■ **DATA IN THIS EXERCISE**
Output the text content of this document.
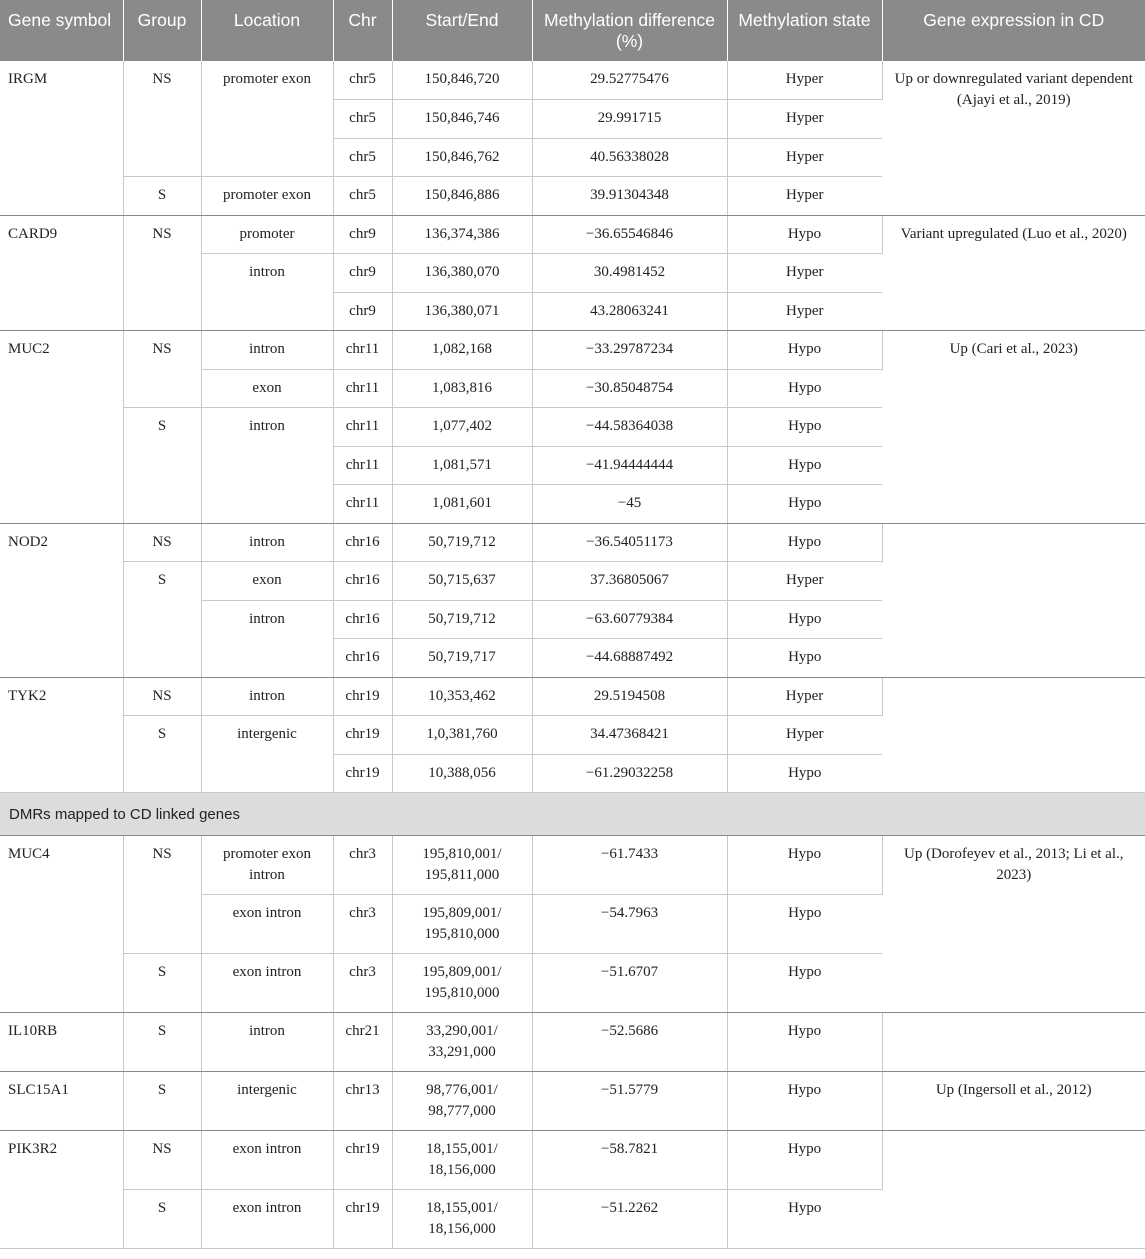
Gene symbol	Group	Location	Chr	Start/End	Methylation difference (%)	Methylation state	Gene expression in CD
IRGM	NS	promoter exon	chr5	150,846,720	29.52775476	Hyper	Up or downregulated variant dependent (Ajayi et al., 2019)
			chr5	150,846,746	29.991715	Hyper	
			chr5	150,846,762	40.56338028	Hyper	
	S	promoter exon	chr5	150,846,886	39.91304348	Hyper	
CARD9	NS	promoter	chr9	136,374,386	−36.65546846	Hypo	Variant upregulated (Luo et al., 2020)
		intron	chr9	136,380,070	30.4981452	Hyper	
			chr9	136,380,071	43.28063241	Hyper	
MUC2	NS	intron	chr11	1,082,168	−33.29787234	Hypo	Up (Cari et al., 2023)
		exon	chr11	1,083,816	−30.85048754	Hypo	
	S	intron	chr11	1,077,402	−44.58364038	Hypo	
			chr11	1,081,571	−41.94444444	Hypo	
			chr11	1,081,601	−45	Hypo	
NOD2	NS	intron	chr16	50,719,712	−36.54051173	Hypo	
	S	exon	chr16	50,715,637	37.36805067	Hyper	
		intron	chr16	50,719,712	−63.60779384	Hypo	
			chr16	50,719,717	−44.68887492	Hypo	
TYK2	NS	intron	chr19	10,353,462	29.5194508	Hyper	
	S	intergenic	chr19	1,0,381,760	34.47368421	Hyper	
			chr19	10,388,056	−61.29032258	Hypo	
DMRs mapped to CD linked genes							
MUC4	NS	promoter exon intron	chr3	195,810,001/
195,811,000	−61.7433	Hypo	Up (Dorofeyev et al., 2013; Li et al., 2023)
		exon intron	chr3	195,809,001/
195,810,000	−54.7963	Hypo	
	S	exon intron	chr3	195,809,001/
195,810,000	−51.6707	Hypo	
IL10RB	S	intron	chr21	33,290,001/
33,291,000	−52.5686	Hypo	
SLC15A1	S	intergenic	chr13	98,776,001/
98,777,000	−51.5779	Hypo	Up (Ingersoll et al., 2012)
PIK3R2	NS	exon intron	chr19	18,155,001/
18,156,000	−58.7821	Hypo	
	S	exon intron	chr19	18,155,001/
18,156,000	−51.2262	Hypo	
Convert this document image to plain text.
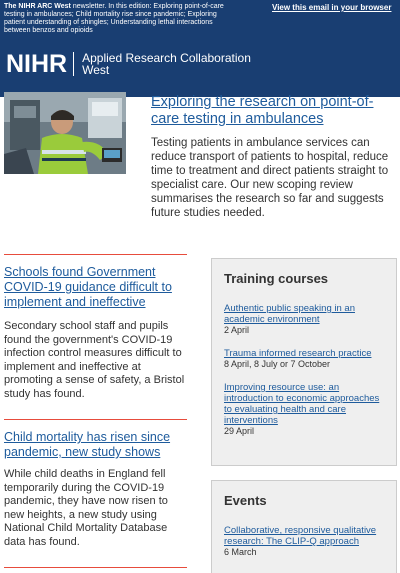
The NIHR ARC West newsletter. In this edition: Exploring point-of-care testing in ambulances; Child mortality rise since pandemic; Exploring patient understanding of shingles; Understanding lethal interactions between benzos and opioids
View this email in your browser
NIHR Applied Research Collaboration
West
Exploring the research on point-of-care testing in ambulances

Testing patients in ambulance services can reduce transport of patients to hospital, reduce time to treatment and direct patients straight to specialist care. Our new scoping review summarises the research so far and suggests future studies needed.

Schools found Government COVID-19 guidance difficult to implement and ineffective

Secondary school staff and pupils found the government's COVID-19 infection control measures difficult to implement and ineffective at promoting a sense of safety, a Bristol study has found.

Child mortality has risen since pandemic, new study shows

While child deaths in England fell temporarily during the COVID-19 pandemic, they have now risen to new heights, a new study using National Child Mortality Database data has found.

Training courses
Authentic public speaking in an academic environment
2 April
Trauma informed research practice
8 April, 8 July or 7 October
Improving resource use: an introduction to economic approaches to evaluating health and care interventions
29 April
Events
Collaborative, responsive qualitative research: The CLIP-Q approach
6 March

■ **EXERCISE**
Your copy should match the material above exactly, minus its pictures.

■ **EXPECTED OUTPUT**
Output the text content of this document.
Gene symbol	Group	Location	Chr	Start/End	Methylation difference (%)	Methylation state	Gene expression in CD
IRGM	NS	promoter exon	chr5	150,846,720	29.52775476	Hyper	Up or downregulated variant dependent (Ajayi et al., 2019)
			chr5	150,846,746	29.991715	Hyper	
			chr5	150,846,762	40.56338028	Hyper	
	S	promoter exon	chr5	150,846,886	39.91304348	Hyper	
CARD9	NS	promoter	chr9	136,374,386	−36.65546846	Hypo	Variant upregulated (Luo et al., 2020)
		intron	chr9	136,380,070	30.4981452	Hyper	
			chr9	136,380,071	43.28063241	Hyper	
MUC2	NS	intron	chr11	1,082,168	−33.29787234	Hypo	Up (Cari et al., 2023)
		exon	chr11	1,083,816	−30.85048754	Hypo	
	S	intron	chr11	1,077,402	−44.58364038	Hypo	
			chr11	1,081,571	−41.94444444	Hypo	
			chr11	1,081,601	−45	Hypo	
NOD2	NS	intron	chr16	50,719,712	−36.54051173	Hypo	
	S	exon	chr16	50,715,637	37.36805067	Hyper	
		intron	chr16	50,719,712	−63.60779384	Hypo	
			chr16	50,719,717	−44.68887492	Hypo	
TYK2	NS	intron	chr19	10,353,462	29.5194508	Hyper	
	S	intergenic	chr19	1,0,381,760	34.47368421	Hyper	
			chr19	10,388,056	−61.29032258	Hypo	
DMRs mapped to CD linked genes							
MUC4	NS	promoter exon intron	chr3	195,810,001/
195,811,000	−61.7433	Hypo	Up (Dorofeyev et al., 2013; Li et al., 2023)
		exon intron	chr3	195,809,001/
195,810,000	−54.7963	Hypo	
	S	exon intron	chr3	195,809,001/
195,810,000	−51.6707	Hypo	
IL10RB	S	intron	chr21	33,290,001/
33,291,000	−52.5686	Hypo	
SLC15A1	S	intergenic	chr13	98,776,001/
98,777,000	−51.5779	Hypo	Up (Ingersoll et al., 2012)
PIK3R2	NS	exon intron	chr19	18,155,001/
18,156,000	−58.7821	Hypo	
	S	exon intron	chr19	18,155,001/
18,156,000	−51.2262	Hypo	
Convert this document image to plain text.
The NIHR ARC West newsletter. In this edition: Exploring point-of-care testing in ambulances; Child mortality rise since pandemic; Exploring patient understanding of shingles; Understanding lethal interactions between benzos and opioids
View this email in your browser
NIHR Applied Research Collaboration
West
Exploring the research on point-of-care testing in ambulances

Testing patients in ambulance services can reduce transport of patients to hospital, reduce time to treatment and direct patients straight to specialist care. Our new scoping review summarises the research so far and suggests future studies needed.

Schools found Government COVID-19 guidance difficult to implement and ineffective

Secondary school staff and pupils found the government's COVID-19 infection control measures difficult to implement and ineffective at promoting a sense of safety, a Bristol study has found.

Child mortality has risen since pandemic, new study shows

While child deaths in England fell temporarily during the COVID-19 pandemic, they have now risen to new heights, a new study using National Child Mortality Database data has found.

Training courses
Authentic public speaking in an academic environment
2 April
Trauma informed research practice
8 April, 8 July or 7 October
Improving resource use: an introduction to economic approaches to evaluating health and care interventions
29 April
Events
Collaborative, responsive qualitative research: The CLIP-Q approach
6 March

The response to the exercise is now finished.